INFORMATION SHOWN -
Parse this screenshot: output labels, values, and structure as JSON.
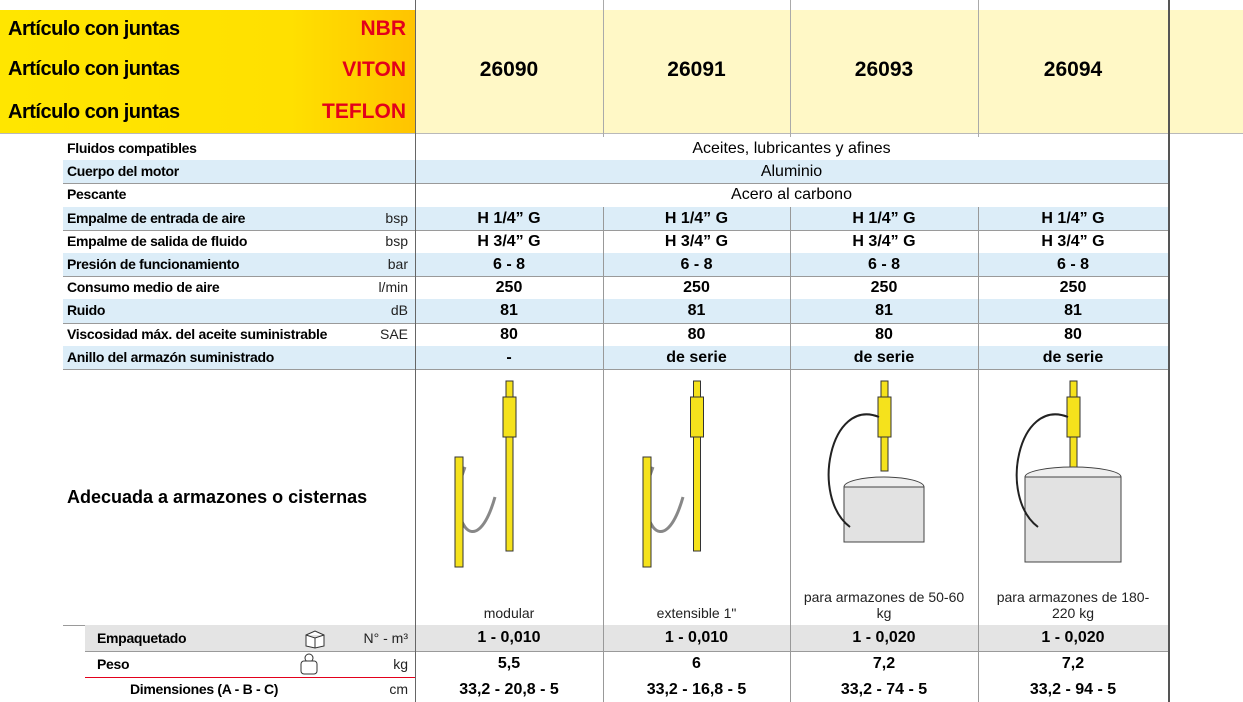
{
  "header": {
    "rows": [
      {
        "label": "Artículo con juntas",
        "seal": "NBR"
      },
      {
        "label": "Artículo con juntas",
        "seal": "VITON",
        "codes": [
          "26090",
          "26091",
          "26093",
          "26094"
        ]
      },
      {
        "label": "Artículo con juntas",
        "seal": "TEFLON"
      }
    ]
  },
  "specs": [
    {
      "label": "Fluidos compatibles",
      "value": "Aceites, lubricantes y afines"
    },
    {
      "label": "Cuerpo del motor",
      "value": "Aluminio"
    },
    {
      "label": "Pescante",
      "value": "Acero al carbono"
    },
    {
      "label": "Empalme de entrada de aire",
      "unit": "bsp",
      "values": [
        "H 1/4” G",
        "H 1/4” G",
        "H 1/4” G",
        "H 1/4” G"
      ]
    },
    {
      "label": "Empalme de salida de fluido",
      "unit": "bsp",
      "values": [
        "H 3/4” G",
        "H 3/4” G",
        "H 3/4” G",
        "H 3/4” G"
      ]
    },
    {
      "label": "Presión de funcionamiento",
      "unit": "bar",
      "values": [
        "6 - 8",
        "6 - 8",
        "6 - 8",
        "6 - 8"
      ]
    },
    {
      "label": "Consumo medio de aire",
      "unit": "l/min",
      "values": [
        "250",
        "250",
        "250",
        "250"
      ]
    },
    {
      "label": "Ruido",
      "unit": "dB",
      "values": [
        "81",
        "81",
        "81",
        "81"
      ]
    },
    {
      "label": "Viscosidad máx. del aceite suministrable",
      "unit": "SAE",
      "values": [
        "80",
        "80",
        "80",
        "80"
      ]
    },
    {
      "label": "Anillo del armazón suministrado",
      "values": [
        "-",
        "de serie",
        "de serie",
        "de serie"
      ]
    }
  ],
  "application": {
    "label": "Adecuada a armazones o cisternas",
    "captions": [
      "modular",
      "extensible 1\"",
      "para armazones de 50-60 kg",
      "para armazones de 180-220 kg"
    ]
  },
  "packaging": [
    {
      "label": "Empaquetado",
      "unit": "N° - m³",
      "values": [
        "1 - 0,010",
        "1 - 0,010",
        "1 - 0,020",
        "1 - 0,020"
      ]
    },
    {
      "label": "Peso",
      "unit": "kg",
      "values": [
        "5,5",
        "6",
        "7,2",
        "7,2"
      ]
    },
    {
      "label": "Dimensiones (A - B - C)",
      "unit": "cm",
      "values": [
        "33,2 - 20,8 - 5",
        "33,2 - 16,8 - 5",
        "33,2 - 74 - 5",
        "33,2 - 94 - 5"
      ]
    }
  ]
}
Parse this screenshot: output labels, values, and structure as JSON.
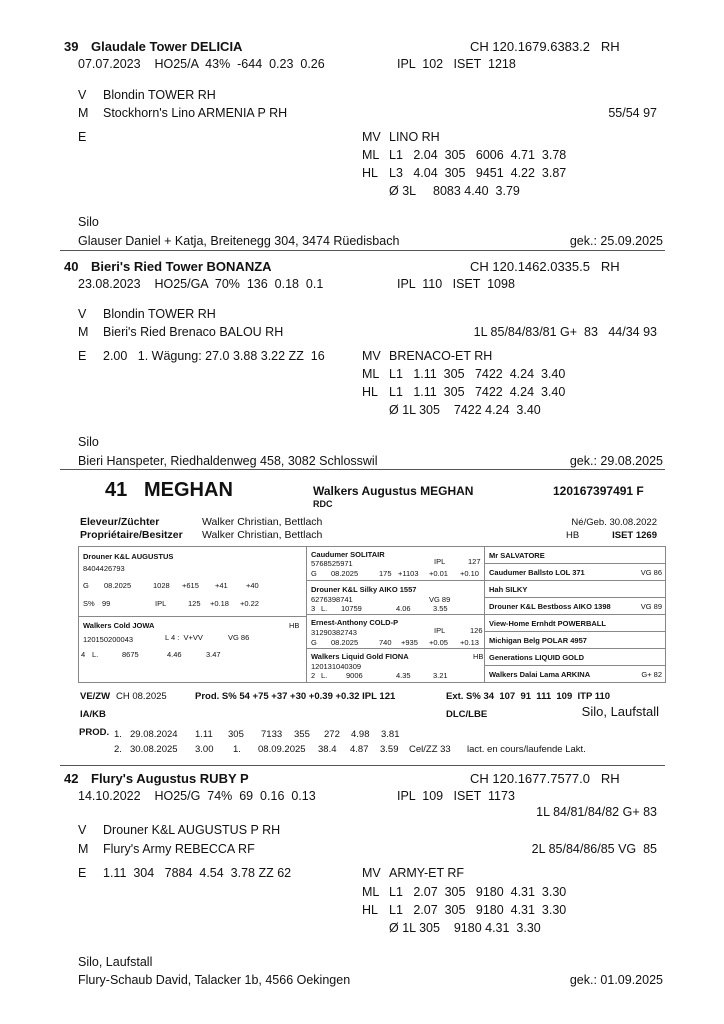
{
  "lots": [
    {
      "number": "39",
      "name": "Glaudale Tower DELICIA",
      "id": "CH 120.1679.6383.2   RH",
      "info_left": "07.07.2023    HO25/A  43%  -644  0.23  0.26",
      "info_right": "IPL  102   ISET  1218",
      "extra": "",
      "sire_label": "V",
      "sire": "Blondin TOWER RH",
      "dam_label": "M",
      "dam": "Stockhorn's Lino ARMENIA P RH",
      "dam_score": "55/54 97",
      "e_label": "E",
      "e_text": "",
      "mv_label": "MV",
      "mv": "LINO RH",
      "ml_label": "ML",
      "ml": "L1   2.04  305   6006  4.71  3.78",
      "hl_label": "HL",
      "hl": "L3   4.04  305   9451  4.22  3.87",
      "avg": "Ø 3L     8083 4.40  3.79",
      "housing": "Silo",
      "owner": "Glauser Daniel + Katja, Breitenegg 304, 3474 Rüedisbach",
      "purchased": "gek.: 25.09.2025"
    },
    {
      "number": "40",
      "name": "Bieri's Ried Tower BONANZA",
      "id": "CH 120.1462.0335.5   RH",
      "info_left": "23.08.2023    HO25/GA  70%  136  0.18  0.1",
      "info_right": "IPL  110   ISET  1098",
      "extra": "",
      "sire_label": "V",
      "sire": "Blondin TOWER RH",
      "dam_label": "M",
      "dam": "Bieri's Ried Brenaco BALOU RH",
      "dam_score": "1L 85/84/83/81 G+  83   44/34 93",
      "e_label": "E",
      "e_text": "2.00   1. Wägung: 27.0 3.88 3.22 ZZ  16",
      "mv_label": "MV",
      "mv": "BRENACO-ET RH",
      "ml_label": "ML",
      "ml": "L1   1.11  305   7422  4.24  3.40",
      "hl_label": "HL",
      "hl": "L1   1.11  305   7422  4.24  3.40",
      "avg": "Ø 1L 305    7422 4.24  3.40",
      "housing": "Silo",
      "owner": "Bieri Hanspeter, Riedhaldenweg 458, 3082 Schlosswil",
      "purchased": "gek.: 29.08.2025"
    },
    {
      "number": "42",
      "name": "Flury's Augustus RUBY P",
      "id": "CH 120.1677.7577.0   RH",
      "info_left": "14.10.2022    HO25/G  74%  69  0.16  0.13",
      "info_right": "IPL  109   ISET  1173",
      "extra": "1L 84/81/84/82 G+ 83",
      "sire_label": "V",
      "sire": "Drouner K&L AUGUSTUS P RH",
      "dam_label": "M",
      "dam": "Flury's Army REBECCA RF",
      "dam_score": "2L 85/84/86/85 VG  85",
      "e_label": "E",
      "e_text": "1.11  304   7884  4.54  3.78 ZZ 62",
      "mv_label": "MV",
      "mv": "ARMY-ET RF",
      "ml_label": "ML",
      "ml": "L1   2.07  305   9180  4.31  3.30",
      "hl_label": "HL",
      "hl": "L1   2.07  305   9180  4.31  3.30",
      "avg": "Ø 1L 305    9180 4.31  3.30",
      "housing": "Silo, Laufstall",
      "owner": "Flury-Schaub David, Talacker 1b, 4566 Oekingen",
      "purchased": "gek.: 01.09.2025"
    }
  ],
  "featured": {
    "number": "41",
    "short_name": "MEGHAN",
    "full_name": "Walkers Augustus MEGHAN",
    "id": "120167397491 F",
    "subtitle": "RDC",
    "breeder_label": "Eleveur/Züchter",
    "breeder": "Walker Christian, Bettlach",
    "owner_label": "Propriétaire/Besitzer",
    "owner": "Walker Christian, Bettlach",
    "birth": "Né/Geb. 30.08.2022",
    "hb": "HB",
    "iset": "ISET 1269",
    "pedigree": {
      "sire": {
        "name": "Drouner K&L AUGUSTUS",
        "id": "8404426793",
        "g_row": [
          "G",
          "08.2025",
          "1028",
          "+615",
          "+41",
          "+40"
        ],
        "s_row": [
          "S%",
          "99",
          "IPL",
          "125",
          "+0.18",
          "+0.22"
        ]
      },
      "dam": {
        "name": "Walkers Cold JOWA",
        "hb": "HB",
        "id": "120150200043",
        "lin": "L 4 :  V+VV",
        "score": "VG 86",
        "lact_row": [
          "4",
          "L.",
          "8675",
          "4.46",
          "3.47"
        ]
      },
      "ss": {
        "name": "Caudumer SOLITAIR",
        "id": "5768525971",
        "ipl_label": "IPL",
        "ipl": "127",
        "g_row": [
          "G",
          "08.2025",
          "175",
          "+1103",
          "+0.01",
          "+0.10"
        ]
      },
      "sd": {
        "name": "Drouner K&L Silky AIKO 1557",
        "id": "6276398741",
        "score": "VG 89",
        "lact_row": [
          "3",
          "L.",
          "10759",
          "4.06",
          "3.55"
        ]
      },
      "ds": {
        "name": "Ernest-Anthony COLD-P",
        "id": "31290382743",
        "ipl_label": "IPL",
        "ipl": "126",
        "g_row": [
          "G",
          "08.2025",
          "740",
          "+935",
          "+0.05",
          "+0.13"
        ]
      },
      "dd": {
        "name": "Walkers Liquid Gold FIONA",
        "hb": "HB",
        "id": "120131040309",
        "lact_row": [
          "2",
          "L.",
          "9006",
          "4.35",
          "3.21"
        ]
      },
      "gen3": [
        {
          "name": "Mr SALVATORE",
          "score": ""
        },
        {
          "name": "Caudumer Ballsto LOL 371",
          "score": "VG 86"
        },
        {
          "name": "Hah SILKY",
          "score": ""
        },
        {
          "name": "Drouner K&L Bestboss AIKO 1398",
          "score": "VG 89"
        },
        {
          "name": "View-Home Ernhdt POWERBALL",
          "score": ""
        },
        {
          "name": "Michigan Belg POLAR 4957",
          "score": ""
        },
        {
          "name": "Generations LIQUID GOLD",
          "score": ""
        },
        {
          "name": "Walkers Dalai Lama ARKINA",
          "score": "G+ 82"
        }
      ]
    },
    "vezw_label": "VE/ZW",
    "vezw": "CH 08.2025",
    "prod_index": "Prod. S% 54 +75 +37 +30 +0.39 +0.32 IPL 121",
    "ext_index": "Ext. S% 34  107  91  111  109  ITP 110",
    "iakb_label": "IA/KB",
    "dlc_label": "DLC/LBE",
    "housing": "Silo, Laufstall",
    "prod_label": "PROD.",
    "prod_rows": [
      [
        "1.",
        "29.08.2024",
        "1.11",
        "305",
        "7133",
        "355",
        "272",
        "4.98",
        "3.81",
        "",
        ""
      ],
      [
        "2.",
        "30.08.2025",
        "3.00",
        "1.",
        "08.09.2025",
        "38.4",
        "4.87",
        "3.59",
        "Cel/ZZ 33",
        "lact. en cours/laufende Lakt."
      ]
    ]
  }
}
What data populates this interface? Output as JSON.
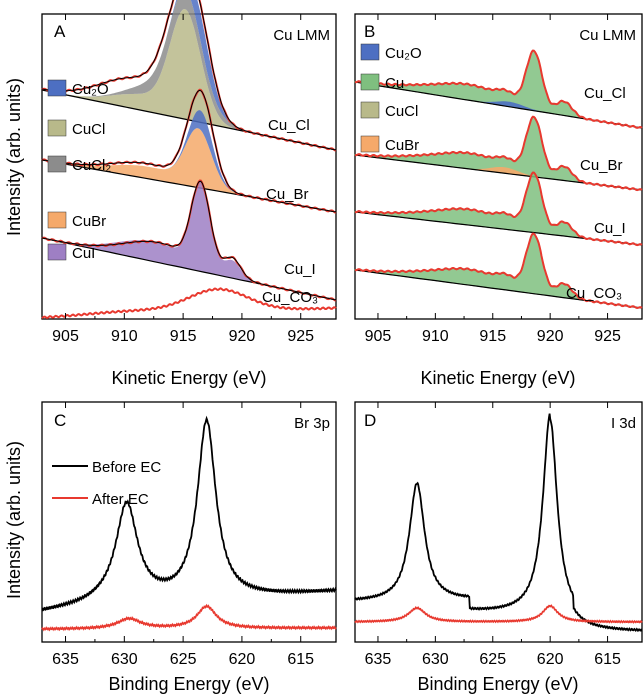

TASK INSTRUCTIONS -
Check each line of the data above for the word "Flury" and say how many lines have it. Give the number alone.

THE REPLY -
3